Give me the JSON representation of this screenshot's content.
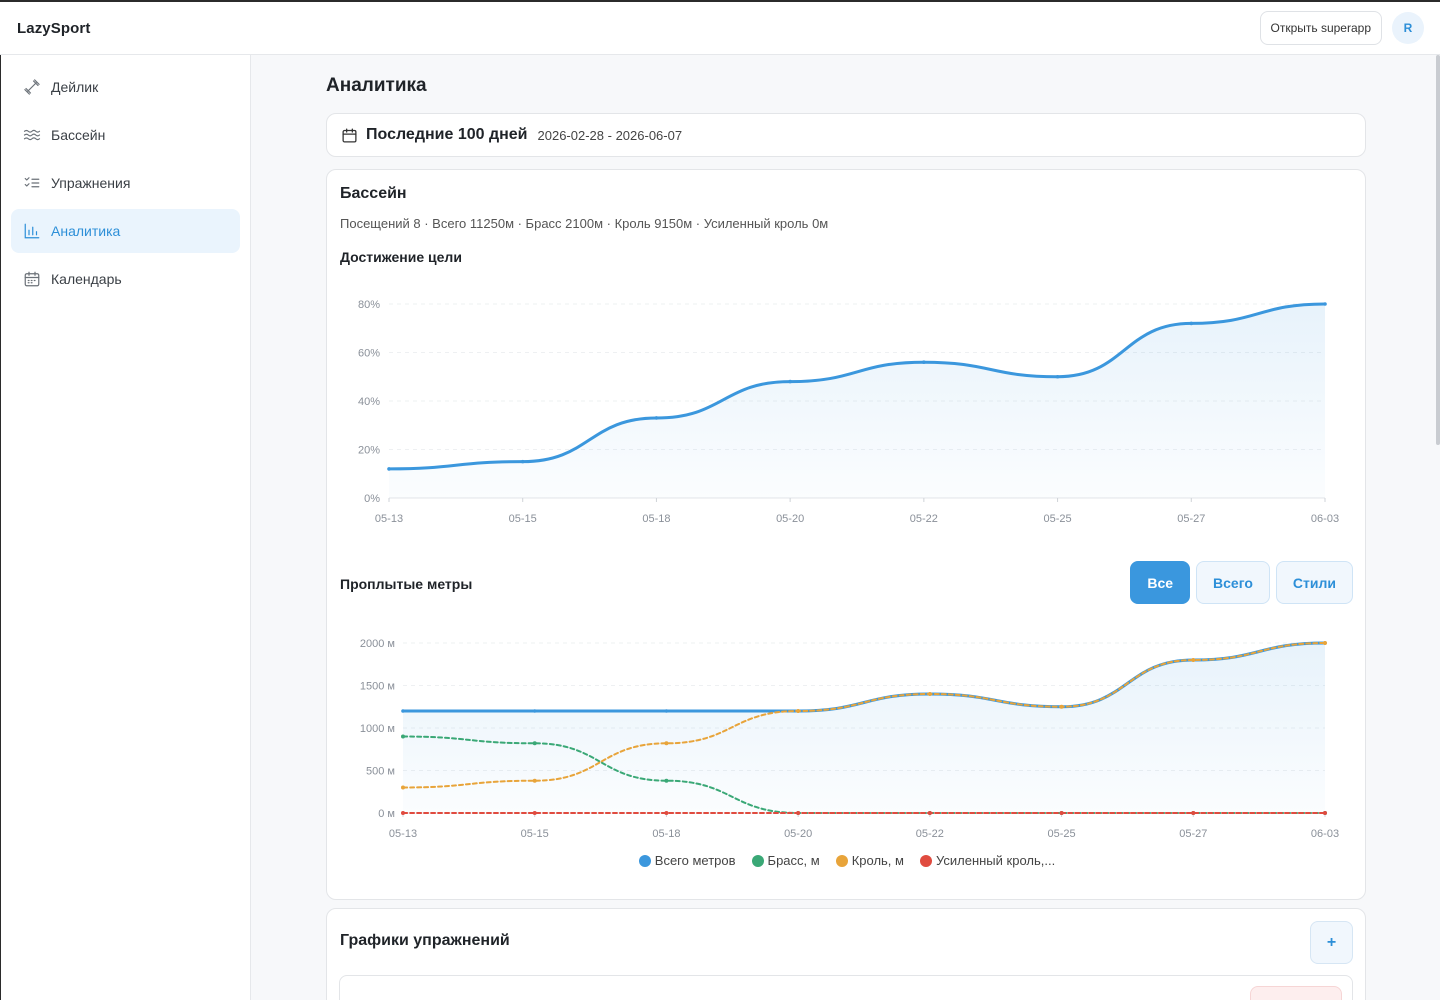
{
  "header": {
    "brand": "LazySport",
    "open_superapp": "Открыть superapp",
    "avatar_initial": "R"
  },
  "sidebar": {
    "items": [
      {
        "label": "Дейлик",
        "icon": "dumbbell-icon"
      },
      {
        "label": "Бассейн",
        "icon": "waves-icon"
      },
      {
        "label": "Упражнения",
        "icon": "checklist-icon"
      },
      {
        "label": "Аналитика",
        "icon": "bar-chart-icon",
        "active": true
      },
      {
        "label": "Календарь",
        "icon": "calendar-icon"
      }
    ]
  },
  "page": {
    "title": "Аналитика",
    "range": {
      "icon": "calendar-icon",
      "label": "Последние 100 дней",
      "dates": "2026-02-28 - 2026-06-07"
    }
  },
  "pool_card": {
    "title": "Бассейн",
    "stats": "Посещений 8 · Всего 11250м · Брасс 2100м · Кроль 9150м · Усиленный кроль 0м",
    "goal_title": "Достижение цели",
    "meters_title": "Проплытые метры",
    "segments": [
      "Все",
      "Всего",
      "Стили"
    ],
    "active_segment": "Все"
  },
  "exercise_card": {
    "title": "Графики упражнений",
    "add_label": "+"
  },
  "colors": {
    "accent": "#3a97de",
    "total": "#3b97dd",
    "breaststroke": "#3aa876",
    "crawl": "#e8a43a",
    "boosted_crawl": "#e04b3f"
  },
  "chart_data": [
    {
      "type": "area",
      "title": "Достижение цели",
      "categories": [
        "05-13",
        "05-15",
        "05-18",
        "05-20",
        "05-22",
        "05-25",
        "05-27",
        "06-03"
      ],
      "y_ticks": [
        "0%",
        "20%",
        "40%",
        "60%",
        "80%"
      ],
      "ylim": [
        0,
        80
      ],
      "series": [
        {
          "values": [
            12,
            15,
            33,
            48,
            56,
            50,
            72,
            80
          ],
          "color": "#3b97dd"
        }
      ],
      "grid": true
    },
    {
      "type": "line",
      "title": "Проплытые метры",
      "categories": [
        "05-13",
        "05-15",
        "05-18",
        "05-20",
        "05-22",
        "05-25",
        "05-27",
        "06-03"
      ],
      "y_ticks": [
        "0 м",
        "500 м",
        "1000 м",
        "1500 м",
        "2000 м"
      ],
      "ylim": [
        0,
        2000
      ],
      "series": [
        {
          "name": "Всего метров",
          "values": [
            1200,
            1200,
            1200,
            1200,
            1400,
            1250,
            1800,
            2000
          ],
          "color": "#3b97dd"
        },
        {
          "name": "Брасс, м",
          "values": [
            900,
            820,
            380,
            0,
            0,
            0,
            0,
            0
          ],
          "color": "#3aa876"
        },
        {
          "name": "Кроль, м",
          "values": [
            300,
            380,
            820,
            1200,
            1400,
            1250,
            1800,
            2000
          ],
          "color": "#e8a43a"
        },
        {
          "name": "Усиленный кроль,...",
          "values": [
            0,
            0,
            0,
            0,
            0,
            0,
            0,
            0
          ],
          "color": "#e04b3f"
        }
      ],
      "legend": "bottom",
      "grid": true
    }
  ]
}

SET TASK: Using the material above, return every line exactly as it appears, minus the pictures.

CORRECT OUTPUT:
Give me the JSON representation of this screenshot's content.
{
  "header": {
    "brand": "LazySport",
    "open_superapp": "Открыть superapp",
    "avatar_initial": "R"
  },
  "sidebar": {
    "items": [
      {
        "label": "Дейлик",
        "icon": "dumbbell-icon"
      },
      {
        "label": "Бассейн",
        "icon": "waves-icon"
      },
      {
        "label": "Упражнения",
        "icon": "checklist-icon"
      },
      {
        "label": "Аналитика",
        "icon": "bar-chart-icon",
        "active": true
      },
      {
        "label": "Календарь",
        "icon": "calendar-icon"
      }
    ]
  },
  "page": {
    "title": "Аналитика",
    "range": {
      "icon": "calendar-icon",
      "label": "Последние 100 дней",
      "dates": "2026-02-28 - 2026-06-07"
    }
  },
  "pool_card": {
    "title": "Бассейн",
    "stats": "Посещений 8 · Всего 11250м · Брасс 2100м · Кроль 9150м · Усиленный кроль 0м",
    "goal_title": "Достижение цели",
    "meters_title": "Проплытые метры",
    "segments": [
      "Все",
      "Всего",
      "Стили"
    ],
    "active_segment": "Все"
  },
  "exercise_card": {
    "title": "Графики упражнений",
    "add_label": "+"
  },
  "colors": {
    "accent": "#3a97de",
    "total": "#3b97dd",
    "breaststroke": "#3aa876",
    "crawl": "#e8a43a",
    "boosted_crawl": "#e04b3f"
  },
  "chart_data": [
    {
      "type": "area",
      "title": "Достижение цели",
      "categories": [
        "05-13",
        "05-15",
        "05-18",
        "05-20",
        "05-22",
        "05-25",
        "05-27",
        "06-03"
      ],
      "y_ticks": [
        "0%",
        "20%",
        "40%",
        "60%",
        "80%"
      ],
      "ylim": [
        0,
        80
      ],
      "series": [
        {
          "values": [
            12,
            15,
            33,
            48,
            56,
            50,
            72,
            80
          ],
          "color": "#3b97dd"
        }
      ],
      "grid": true
    },
    {
      "type": "line",
      "title": "Проплытые метры",
      "categories": [
        "05-13",
        "05-15",
        "05-18",
        "05-20",
        "05-22",
        "05-25",
        "05-27",
        "06-03"
      ],
      "y_ticks": [
        "0 м",
        "500 м",
        "1000 м",
        "1500 м",
        "2000 м"
      ],
      "ylim": [
        0,
        2000
      ],
      "series": [
        {
          "name": "Всего метров",
          "values": [
            1200,
            1200,
            1200,
            1200,
            1400,
            1250,
            1800,
            2000
          ],
          "color": "#3b97dd"
        },
        {
          "name": "Брасс, м",
          "values": [
            900,
            820,
            380,
            0,
            0,
            0,
            0,
            0
          ],
          "color": "#3aa876"
        },
        {
          "name": "Кроль, м",
          "values": [
            300,
            380,
            820,
            1200,
            1400,
            1250,
            1800,
            2000
          ],
          "color": "#e8a43a"
        },
        {
          "name": "Усиленный кроль,...",
          "values": [
            0,
            0,
            0,
            0,
            0,
            0,
            0,
            0
          ],
          "color": "#e04b3f"
        }
      ],
      "legend": "bottom",
      "grid": true
    }
  ]
}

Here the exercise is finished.